=== Extract ===
***

Sponsor Support Agreement
In connection with the execution of the Business Combination Agreement, the Sponsor has entered into a Sponsor Support Agreement (the “Sponsor
Support Agreement”) with Home Plate, Holdings and the Company, pursuant to which the Sponsor has agreed to, among other things, (a) waive its anti-dilution rights in the SPAC Charter with respect to the SPAC Class B common stock (collectively,
the “Sponsor Securities”), (b) vote at any meeting of Home Plate shareholders to be called for approval of the Transactions all Sponsor Securities held of record or thereafter acquired in favor of the Shareholder Approval Matters, (c) be bound
by certain other covenants and agreements related to the Transactions and (d) be bound by certain transfer restrictions with respect to the Sponsor Securities and warrants exercisable for Sponsor Securities, in each case, on the terms and subject to
the conditions set forth in the Sponsor Support Agreement. The Sponsor Support Agreement also provides that the Sponsor has agreed irrevocably to waive its redemption rights in connection with the consummation of the Transactions with respect to any
Sponsor Securities they may hold.

***

=== Extracted information ===

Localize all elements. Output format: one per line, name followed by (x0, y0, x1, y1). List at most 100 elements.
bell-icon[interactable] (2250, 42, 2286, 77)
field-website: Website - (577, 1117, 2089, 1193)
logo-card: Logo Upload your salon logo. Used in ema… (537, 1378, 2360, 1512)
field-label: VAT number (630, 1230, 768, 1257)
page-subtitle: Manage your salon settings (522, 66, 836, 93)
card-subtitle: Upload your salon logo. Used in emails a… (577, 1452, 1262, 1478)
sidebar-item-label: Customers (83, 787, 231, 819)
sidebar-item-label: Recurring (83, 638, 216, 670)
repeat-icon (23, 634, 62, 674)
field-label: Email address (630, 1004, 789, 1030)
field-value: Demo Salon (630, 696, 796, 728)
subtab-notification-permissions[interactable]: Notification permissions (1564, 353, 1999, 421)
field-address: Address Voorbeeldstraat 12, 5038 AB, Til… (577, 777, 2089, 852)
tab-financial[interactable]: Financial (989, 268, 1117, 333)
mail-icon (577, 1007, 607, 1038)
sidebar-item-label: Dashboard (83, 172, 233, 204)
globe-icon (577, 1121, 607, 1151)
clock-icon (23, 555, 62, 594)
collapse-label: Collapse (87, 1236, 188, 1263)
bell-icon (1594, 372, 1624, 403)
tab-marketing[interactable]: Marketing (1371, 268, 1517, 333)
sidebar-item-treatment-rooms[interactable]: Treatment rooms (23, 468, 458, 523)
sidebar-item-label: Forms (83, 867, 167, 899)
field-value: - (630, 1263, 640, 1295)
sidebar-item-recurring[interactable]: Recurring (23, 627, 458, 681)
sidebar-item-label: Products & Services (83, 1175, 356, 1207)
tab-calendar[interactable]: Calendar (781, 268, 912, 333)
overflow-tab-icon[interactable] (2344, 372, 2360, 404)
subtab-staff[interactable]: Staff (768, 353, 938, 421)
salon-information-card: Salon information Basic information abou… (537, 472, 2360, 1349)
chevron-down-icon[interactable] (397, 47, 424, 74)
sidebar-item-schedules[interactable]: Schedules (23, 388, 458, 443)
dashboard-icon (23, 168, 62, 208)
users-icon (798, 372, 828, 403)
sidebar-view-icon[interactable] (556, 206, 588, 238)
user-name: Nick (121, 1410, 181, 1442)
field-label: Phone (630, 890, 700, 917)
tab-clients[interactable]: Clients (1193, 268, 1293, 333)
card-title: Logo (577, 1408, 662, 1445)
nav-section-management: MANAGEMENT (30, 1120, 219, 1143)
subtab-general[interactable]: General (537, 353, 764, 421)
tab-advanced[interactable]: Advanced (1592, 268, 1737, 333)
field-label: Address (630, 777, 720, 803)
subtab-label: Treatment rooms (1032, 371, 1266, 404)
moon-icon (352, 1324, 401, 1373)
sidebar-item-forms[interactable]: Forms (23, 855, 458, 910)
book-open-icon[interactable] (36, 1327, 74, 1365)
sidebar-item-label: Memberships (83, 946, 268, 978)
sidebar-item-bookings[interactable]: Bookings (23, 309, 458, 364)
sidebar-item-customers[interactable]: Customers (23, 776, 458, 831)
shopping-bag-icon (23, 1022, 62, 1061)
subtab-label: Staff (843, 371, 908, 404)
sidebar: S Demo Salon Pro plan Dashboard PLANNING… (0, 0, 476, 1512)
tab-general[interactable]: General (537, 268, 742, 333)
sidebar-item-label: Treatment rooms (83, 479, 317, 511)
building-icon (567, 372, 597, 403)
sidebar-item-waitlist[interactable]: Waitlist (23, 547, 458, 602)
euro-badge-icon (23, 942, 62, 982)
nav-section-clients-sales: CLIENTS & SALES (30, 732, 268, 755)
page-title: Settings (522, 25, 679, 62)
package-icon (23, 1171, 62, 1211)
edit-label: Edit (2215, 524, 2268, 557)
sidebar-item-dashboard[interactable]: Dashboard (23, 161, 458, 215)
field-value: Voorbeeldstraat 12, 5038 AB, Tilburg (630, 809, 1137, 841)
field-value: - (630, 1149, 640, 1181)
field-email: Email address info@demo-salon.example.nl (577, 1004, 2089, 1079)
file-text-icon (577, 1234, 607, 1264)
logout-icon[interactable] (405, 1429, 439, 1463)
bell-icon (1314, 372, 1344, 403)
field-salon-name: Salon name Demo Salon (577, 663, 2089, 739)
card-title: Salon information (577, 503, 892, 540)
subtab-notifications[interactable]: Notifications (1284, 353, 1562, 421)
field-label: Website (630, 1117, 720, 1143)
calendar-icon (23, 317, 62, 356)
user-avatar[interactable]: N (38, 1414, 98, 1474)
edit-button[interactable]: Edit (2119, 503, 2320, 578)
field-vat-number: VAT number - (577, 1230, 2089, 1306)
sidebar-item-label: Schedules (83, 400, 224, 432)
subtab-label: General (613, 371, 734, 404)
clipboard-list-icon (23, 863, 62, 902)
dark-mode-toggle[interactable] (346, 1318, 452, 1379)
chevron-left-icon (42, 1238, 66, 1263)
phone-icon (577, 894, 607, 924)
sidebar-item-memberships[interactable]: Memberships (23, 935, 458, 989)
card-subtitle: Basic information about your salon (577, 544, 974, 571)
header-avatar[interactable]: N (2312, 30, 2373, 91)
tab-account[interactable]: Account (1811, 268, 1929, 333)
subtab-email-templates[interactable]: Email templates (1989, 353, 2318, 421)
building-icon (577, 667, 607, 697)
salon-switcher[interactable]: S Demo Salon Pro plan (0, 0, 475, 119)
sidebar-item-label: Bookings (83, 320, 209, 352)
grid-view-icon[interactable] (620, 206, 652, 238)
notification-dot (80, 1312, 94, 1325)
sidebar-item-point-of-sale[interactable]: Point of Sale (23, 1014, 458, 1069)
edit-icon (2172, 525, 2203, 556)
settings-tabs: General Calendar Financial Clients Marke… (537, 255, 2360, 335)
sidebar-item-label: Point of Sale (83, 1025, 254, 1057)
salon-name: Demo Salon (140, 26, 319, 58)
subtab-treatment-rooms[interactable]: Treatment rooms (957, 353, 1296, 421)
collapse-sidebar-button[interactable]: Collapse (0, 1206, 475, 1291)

***

=== Set problem 1 ===
Do these statements agree with the Sponsor Support Agreement extract? For each, answer yes or no and quote the words of the extract that decide it.
(a) The Sponsor agreed to waive its redemption rights in connection with the consummation of the Transactions.
(b) The Sponsor entered into the agreement with Home Plate alone.
(c) The Sponsor agreed to vote its Sponsor Securities against the Shareholder Approval Matters.
=== Set problem 2 ===
Can you give the lines of the records as a JSON list of strings, one string per line with blank lines left out, starting at the first line of the records and ending at the line that contains "tab-calendar[interactable]: Calendar (781, 268, 912, 333)"?
The extract on the Sponsor Support Agreement and the records are unrelated material.

=== Response 1 ===
(a) Yes: "the Sponsor has agreed irrevocably to waive its redemption rights in connection with the consummation of the Transactions"
(b) No: "with Home Plate, Holdings and the Company"
(c) No: "in favor of the Shareholder Approval Matters"

=== Response 2 ===
[
  "Localize all elements. Output format: one per line, name followed by (x0, y0, x1, y1). List at most 100 elements.",
  "bell-icon[interactable] (2250, 42, 2286, 77)",
  "field-website: Website - (577, 1117, 2089, 1193)",
  "logo-card: Logo Upload your salon logo. Used in ema… (537, 1378, 2360, 1512)",
  "field-label: VAT number (630, 1230, 768, 1257)",
  "page-subtitle: Manage your salon settings (522, 66, 836, 93)",
  "card-subtitle: Upload your salon logo. Used in emails a… (577, 1452, 1262, 1478)",
  "sidebar-item-label: Customers (83, 787, 231, 819)",
  "sidebar-item-label: Recurring (83, 638, 216, 670)",
  "repeat-icon (23, 634, 62, 674)",
  "field-label: Email address (630, 1004, 789, 1030)",
  "field-value: Demo Salon (630, 696, 796, 728)",
  "subtab-notification-permissions[interactable]: Notification permissions (1564, 353, 1999, 421)",
  "field-address: Address Voorbeeldstraat 12, 5038 AB, Til… (577, 777, 2089, 852)",
  "tab-financial[interactable]: Financial (989, 268, 1117, 333)",
  "mail-icon (577, 1007, 607, 1038)",
  "sidebar-item-label: Dashboard (83, 172, 233, 204)",
  "globe-icon (577, 1121, 607, 1151)",
  "clock-icon (23, 555, 62, 594)",
  "collapse-label: Collapse (87, 1236, 188, 1263)",
  "bell-icon (1594, 372, 1624, 403)",
  "tab-marketing[interactable]: Marketing (1371, 268, 1517, 333)",
  "sidebar-item-treatment-rooms[interactable]: Treatment rooms (23, 468, 458, 523)",
  "sidebar-item-label: Forms (83, 867, 167, 899)",
  "field-value: - (630, 1263, 640, 1295)",
  "sidebar-item-recurring[interactable]: Recurring (23, 627, 458, 681)",
  "sidebar-item-label: Products & Services (83, 1175, 356, 1207)",
  "tab-calendar[interactable]: Calendar (781, 268, 912, 333)"
]